─── Dataset entries

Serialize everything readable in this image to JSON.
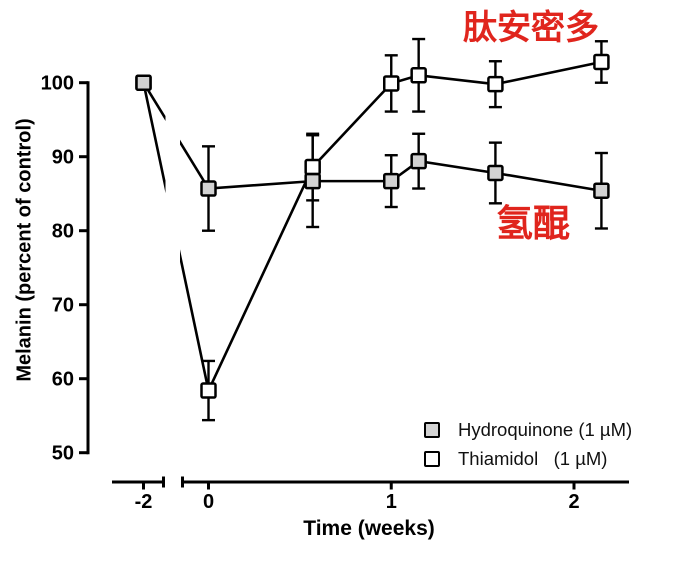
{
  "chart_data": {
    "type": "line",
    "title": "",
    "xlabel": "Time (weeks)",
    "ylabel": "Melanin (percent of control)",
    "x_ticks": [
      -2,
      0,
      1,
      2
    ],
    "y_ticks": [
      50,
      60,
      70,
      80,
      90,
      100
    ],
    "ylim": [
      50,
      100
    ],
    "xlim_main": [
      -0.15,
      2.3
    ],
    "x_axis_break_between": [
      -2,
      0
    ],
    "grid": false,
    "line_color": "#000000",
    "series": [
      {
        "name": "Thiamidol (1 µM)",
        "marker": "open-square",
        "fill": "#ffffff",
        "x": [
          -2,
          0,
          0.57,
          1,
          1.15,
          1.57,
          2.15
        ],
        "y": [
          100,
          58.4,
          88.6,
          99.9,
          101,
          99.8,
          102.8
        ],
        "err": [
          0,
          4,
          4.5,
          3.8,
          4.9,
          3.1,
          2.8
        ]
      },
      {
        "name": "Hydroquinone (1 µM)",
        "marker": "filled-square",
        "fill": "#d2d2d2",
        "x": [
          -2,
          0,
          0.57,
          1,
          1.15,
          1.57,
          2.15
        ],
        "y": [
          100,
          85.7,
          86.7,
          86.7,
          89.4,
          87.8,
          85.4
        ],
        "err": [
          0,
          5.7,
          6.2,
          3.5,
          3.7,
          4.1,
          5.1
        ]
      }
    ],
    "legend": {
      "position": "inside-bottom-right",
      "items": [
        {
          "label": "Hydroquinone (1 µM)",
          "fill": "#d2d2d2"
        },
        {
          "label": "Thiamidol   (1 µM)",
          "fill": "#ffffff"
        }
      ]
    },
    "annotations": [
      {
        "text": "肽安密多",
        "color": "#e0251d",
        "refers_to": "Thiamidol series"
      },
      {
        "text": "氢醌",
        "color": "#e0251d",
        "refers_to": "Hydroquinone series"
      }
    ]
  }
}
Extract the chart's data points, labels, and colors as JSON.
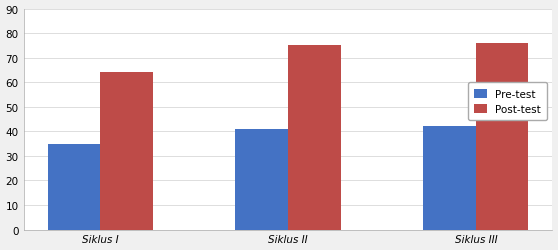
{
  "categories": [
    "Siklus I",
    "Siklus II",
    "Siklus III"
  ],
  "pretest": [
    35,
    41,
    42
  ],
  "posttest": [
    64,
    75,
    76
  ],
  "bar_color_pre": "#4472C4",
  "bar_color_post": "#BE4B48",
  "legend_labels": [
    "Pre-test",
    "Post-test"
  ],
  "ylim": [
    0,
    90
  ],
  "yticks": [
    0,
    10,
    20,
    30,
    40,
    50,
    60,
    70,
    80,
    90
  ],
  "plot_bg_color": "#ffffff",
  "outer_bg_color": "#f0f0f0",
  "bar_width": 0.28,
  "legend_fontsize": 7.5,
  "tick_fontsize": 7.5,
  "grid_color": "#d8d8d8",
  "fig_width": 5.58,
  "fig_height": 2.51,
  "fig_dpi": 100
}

──────
─── Dataset entries

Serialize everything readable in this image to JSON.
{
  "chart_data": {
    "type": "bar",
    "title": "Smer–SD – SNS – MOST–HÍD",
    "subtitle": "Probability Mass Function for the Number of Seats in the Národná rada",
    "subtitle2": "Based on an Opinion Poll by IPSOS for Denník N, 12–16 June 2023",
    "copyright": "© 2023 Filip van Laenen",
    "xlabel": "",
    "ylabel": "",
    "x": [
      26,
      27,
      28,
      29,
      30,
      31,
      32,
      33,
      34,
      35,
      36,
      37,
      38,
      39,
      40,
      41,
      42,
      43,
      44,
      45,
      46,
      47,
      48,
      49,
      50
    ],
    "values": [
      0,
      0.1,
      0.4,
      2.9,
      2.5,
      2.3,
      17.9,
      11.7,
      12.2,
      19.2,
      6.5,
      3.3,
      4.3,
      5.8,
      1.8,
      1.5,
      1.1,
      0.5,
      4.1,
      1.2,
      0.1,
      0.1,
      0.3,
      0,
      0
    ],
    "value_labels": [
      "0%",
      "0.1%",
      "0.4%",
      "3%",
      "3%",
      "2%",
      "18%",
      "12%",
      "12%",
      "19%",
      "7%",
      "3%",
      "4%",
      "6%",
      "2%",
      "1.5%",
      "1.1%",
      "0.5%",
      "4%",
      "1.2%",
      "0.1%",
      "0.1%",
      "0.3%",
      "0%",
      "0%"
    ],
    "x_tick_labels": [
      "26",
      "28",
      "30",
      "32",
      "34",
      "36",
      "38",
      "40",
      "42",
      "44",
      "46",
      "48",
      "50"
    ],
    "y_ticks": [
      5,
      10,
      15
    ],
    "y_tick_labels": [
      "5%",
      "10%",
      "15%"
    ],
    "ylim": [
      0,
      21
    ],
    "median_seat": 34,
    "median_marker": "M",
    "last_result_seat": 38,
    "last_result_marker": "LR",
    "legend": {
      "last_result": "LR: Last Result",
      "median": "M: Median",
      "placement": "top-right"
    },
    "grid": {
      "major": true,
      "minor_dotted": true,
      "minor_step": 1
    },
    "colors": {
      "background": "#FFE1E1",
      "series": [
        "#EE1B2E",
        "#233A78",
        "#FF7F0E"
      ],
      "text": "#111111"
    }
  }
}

──────

Select the lines in this material that hold the word "ylabel", leaving none out.

    "ylabel": "Melanin (percent of control)",
    "ylabel": "",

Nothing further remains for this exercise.